• _Short problem_:
Every line of the records must be repeated exactly; pictures stay out.
- - - - -
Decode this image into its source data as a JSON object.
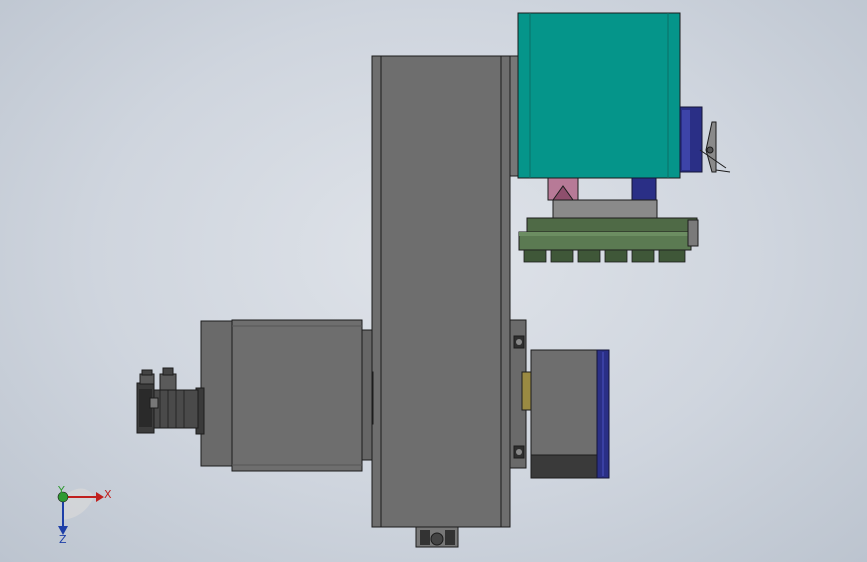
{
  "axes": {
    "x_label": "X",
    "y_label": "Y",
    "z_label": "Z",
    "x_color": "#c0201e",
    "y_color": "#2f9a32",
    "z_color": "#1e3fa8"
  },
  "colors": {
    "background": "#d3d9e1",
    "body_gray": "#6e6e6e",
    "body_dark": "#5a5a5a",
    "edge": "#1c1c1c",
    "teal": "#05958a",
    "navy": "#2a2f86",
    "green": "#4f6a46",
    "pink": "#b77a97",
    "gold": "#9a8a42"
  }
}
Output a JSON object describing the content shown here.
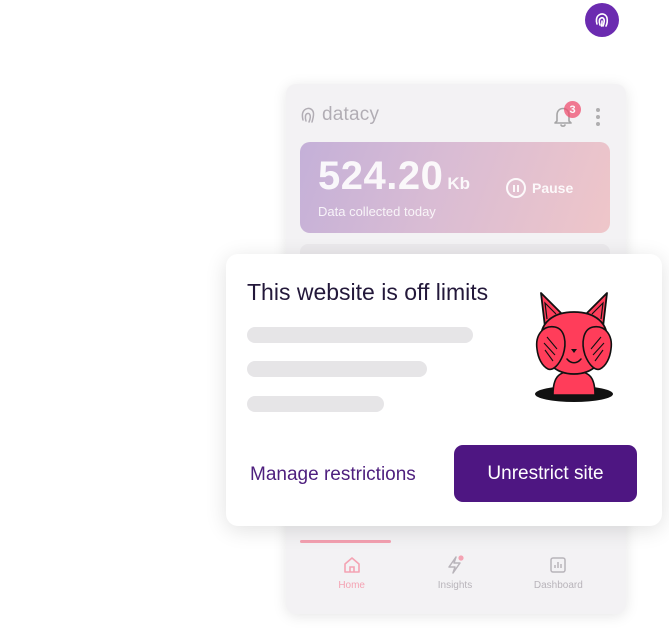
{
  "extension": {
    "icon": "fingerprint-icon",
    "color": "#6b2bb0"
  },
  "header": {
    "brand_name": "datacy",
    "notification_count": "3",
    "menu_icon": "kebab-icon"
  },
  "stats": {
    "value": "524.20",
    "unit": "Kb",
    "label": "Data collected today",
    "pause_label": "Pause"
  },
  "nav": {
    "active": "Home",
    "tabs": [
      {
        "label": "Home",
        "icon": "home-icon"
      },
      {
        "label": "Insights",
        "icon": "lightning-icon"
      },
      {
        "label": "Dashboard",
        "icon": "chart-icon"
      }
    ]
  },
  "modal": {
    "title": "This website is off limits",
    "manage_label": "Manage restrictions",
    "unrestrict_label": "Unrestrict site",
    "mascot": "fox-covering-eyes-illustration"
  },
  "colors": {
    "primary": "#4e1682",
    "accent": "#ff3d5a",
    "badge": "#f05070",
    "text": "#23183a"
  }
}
- - - - -
• _Exercise result_:
Decode this image into its source data as a JSON object.
{
  "axes": {
    "x_label": "X",
    "y_label": "Y",
    "z_label": "Z",
    "x_color": "#c0201e",
    "y_color": "#2f9a32",
    "z_color": "#1e3fa8"
  },
  "colors": {
    "background": "#d3d9e1",
    "body_gray": "#6e6e6e",
    "body_dark": "#5a5a5a",
    "edge": "#1c1c1c",
    "teal": "#05958a",
    "navy": "#2a2f86",
    "green": "#4f6a46",
    "pink": "#b77a97",
    "gold": "#9a8a42"
  }
}
Output a JSON object describing the content shown here.
{
  "extension": {
    "icon": "fingerprint-icon",
    "color": "#6b2bb0"
  },
  "header": {
    "brand_name": "datacy",
    "notification_count": "3",
    "menu_icon": "kebab-icon"
  },
  "stats": {
    "value": "524.20",
    "unit": "Kb",
    "label": "Data collected today",
    "pause_label": "Pause"
  },
  "nav": {
    "active": "Home",
    "tabs": [
      {
        "label": "Home",
        "icon": "home-icon"
      },
      {
        "label": "Insights",
        "icon": "lightning-icon"
      },
      {
        "label": "Dashboard",
        "icon": "chart-icon"
      }
    ]
  },
  "modal": {
    "title": "This website is off limits",
    "manage_label": "Manage restrictions",
    "unrestrict_label": "Unrestrict site",
    "mascot": "fox-covering-eyes-illustration"
  },
  "colors": {
    "primary": "#4e1682",
    "accent": "#ff3d5a",
    "badge": "#f05070",
    "text": "#23183a"
  }
}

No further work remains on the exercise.